- _EXCERPTED PASSAGE_
-- Opening Marker --

I worshipped my brother, and we got on well. If he'd have come to me with well intentioned brotherly advice I'd have been receptive to it. My sister however... I would feel was judging me if she started offering me tips on parenting.

GruffaIosWife · 07/05/2024 22:09

I don't like using selfish, that's getting a bit personal and a big word to put on a child.

Silly is a total non-issue imo

It depends what they're like. Loving parents who spend time with their children but missed the mark in discipline = ok, we all do

Crap parents = more going on and right to be concerned

TulipPower1981 · 07/05/2024 22:11

@wellthatwasanicesurprise Im not sure, he can bully me sometimes although that’s changed as I see them less.

I will have a think, I tell my nephews each time I see them how much I love them, I play with them a lot and use praise of their behaviour. They re really wonderful little people. So a lot js very right, their mother for one is exceptional my SIL.

My DB adores them but when they misbehave or he wants them to do something he shames them. Wish I had more examples. Just breaks my heart for them. No one is perfect. I’ve worked a lot on breaking cycles/family trauma. I can try set an example when we are together.

OP posts:
aerkfjherf · 07/05/2024 22:12

I think you just keep out of it, he may well disapprove of how you discipline yours, but knows better than to say!

TulipPower1981 · 07/05/2024 22:14

He might disagree 100%! I don’t think he does though, although he’s firmer than me! Definitely got better boundaries in place out of fear though. I think with my two I have boundaries too just enforce in a different way by spending far much time probably trying to reason with them!

OP posts:
Bellsandthistle · 07/05/2024 22:16

“You’re acting silly” or “your behaviour is selfish”, fine. “You are silly” or “you are selfish”, not fine imo.

wellthatwasanicesurprise · 07/05/2024 22:17

Bellsandthistle · 07/05/2024 22:16

“You’re acting silly” or “your behaviour is selfish”, fine. “You are silly” or “you are selfish”, not fine imo.

agree. The wording completely changes the message from 'this is a behaviour you can control and change' to 'this is who you are'.

TulipPower1981 · 07/05/2024 22:21

Yes perhaps this is it, he’s labelling the child not the behaviour. Also I don’t think it’s for the older child to get the younger child ready esp when they’re 5 and 3 years old. The 3 year old is very independent and capable.

i’m not perfect. Perhaps I need to just suggest labelling the behaviour to him and not the child, perhaps if I can sow the seed.

OP posts:
Maddy70 · 07/05/2024 22:28

TulipPower1981 · 07/05/2024 16:35

Ben you’re selfish because you won’t help Tom get dressed. Stop being selfish and help your little brother.

Ben you’re so silly, you’re such a silly boy. Now stop it, stop being silly. (Child messing around putting shoes on).

These are little examples, it’s a bit non stop, it’s not looking at the behaviour it’s shaming him into behaving. He’s actually a really sensible little boy.

Definitely mind your own business. Nothing to see here

BertieBotts · 07/05/2024 22:35

Don't offer unsolicited parenting advice.

If he asks you "What did you do when your kids did X?" then you can answer with something that worked for you, he might use it, he might not.

If you think there's family history stuff going on you could open up a conversation about that "Do you remember when we were kids, and dad used to say/do X?" but DON'T bring it back round to his parenting. That's his decision to make, or not. If you must mention parenting then it's fine to say something like "When I had my kids it was really important to me not to do X" as long as it's in context e.g. related to something you realised about your own childhood, rather than a pointed obvious direction to him.

I also think it's fine to say "I find it helpful to label the behaviour not the child" or "I read this thing about labelling the behaviour, not the child" but I would try to avoid doing this in direct response to him labelling a child - it will come across as pointed rather than helpful.

He may well think you're a terribly indulgent/lax parent or something! Or there might be something that you do that makes him cringe. We are all doing our best. And I tend to think if we are doing better than the generation before then it's all good.

-- Closing Marker --

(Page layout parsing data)
-- Opening Marker --

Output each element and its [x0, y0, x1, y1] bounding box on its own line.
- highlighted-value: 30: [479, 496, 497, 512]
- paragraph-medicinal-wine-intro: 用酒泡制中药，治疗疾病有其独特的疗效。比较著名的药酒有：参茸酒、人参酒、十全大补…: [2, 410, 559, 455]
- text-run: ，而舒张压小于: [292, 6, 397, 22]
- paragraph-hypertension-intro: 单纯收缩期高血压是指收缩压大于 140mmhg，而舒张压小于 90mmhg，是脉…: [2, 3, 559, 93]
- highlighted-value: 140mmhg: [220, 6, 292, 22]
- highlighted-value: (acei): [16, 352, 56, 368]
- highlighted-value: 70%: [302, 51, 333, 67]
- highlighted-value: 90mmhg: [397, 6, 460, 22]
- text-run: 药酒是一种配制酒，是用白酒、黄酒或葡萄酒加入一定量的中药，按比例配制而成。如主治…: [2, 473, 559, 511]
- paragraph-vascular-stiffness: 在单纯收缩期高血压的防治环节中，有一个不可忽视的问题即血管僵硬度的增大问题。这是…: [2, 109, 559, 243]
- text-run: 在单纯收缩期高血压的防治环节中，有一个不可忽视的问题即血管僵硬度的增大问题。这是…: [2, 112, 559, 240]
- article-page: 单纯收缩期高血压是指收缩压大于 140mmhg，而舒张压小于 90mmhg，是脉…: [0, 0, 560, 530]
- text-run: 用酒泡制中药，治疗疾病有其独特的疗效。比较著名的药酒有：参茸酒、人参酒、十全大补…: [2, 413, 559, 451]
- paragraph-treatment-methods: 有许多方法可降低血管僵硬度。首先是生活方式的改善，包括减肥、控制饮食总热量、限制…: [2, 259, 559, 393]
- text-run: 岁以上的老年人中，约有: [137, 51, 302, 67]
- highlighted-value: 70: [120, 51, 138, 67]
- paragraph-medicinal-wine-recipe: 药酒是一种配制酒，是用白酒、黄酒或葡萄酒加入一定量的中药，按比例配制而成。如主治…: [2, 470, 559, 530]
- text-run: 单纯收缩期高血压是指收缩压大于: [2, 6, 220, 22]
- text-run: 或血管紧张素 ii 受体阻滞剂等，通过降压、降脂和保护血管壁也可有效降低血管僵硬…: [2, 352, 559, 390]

-- Closing Marker --

- _THINGS TO DO_
1. According to the forum thread, how old are the two children when the older one is told to help get the younger one ready?
2. Transcribe the stretch of the forum thread from "wellthatwasanicesurprise · 07/05/2024" through "independent and capable.".
3. Summarize the forum thread in two sentences.

- _TASK-BY-TASK RESULTS_
1. They are 5 and 3 years old.

2.
wellthatwasanicesurprise · 07/05/2024 22:17

Bellsandthistle · 07/05/2024 22:16

“You’re acting silly” or “your behaviour is selfish”, fine. “You are silly” or “you are selfish”, not fine imo.

agree. The wording completely changes the message from 'this is a behaviour you can control and change' to 'this is who you are'.

TulipPower1981 · 07/05/2024 22:21

Yes perhaps this is it, he’s labelling the child not the behaviour. Also I don’t think it’s for the older child to get the younger child ready esp when they’re 5 and 3 years old. The 3 year old is very independent and capable.

3. The original poster describes a brother who adores his children but shames them when they misbehave, for example by telling one son he is selfish or silly. Replies distinguish between labeling the behavior and labeling the child, and several advise against offering unsolicited parenting advice.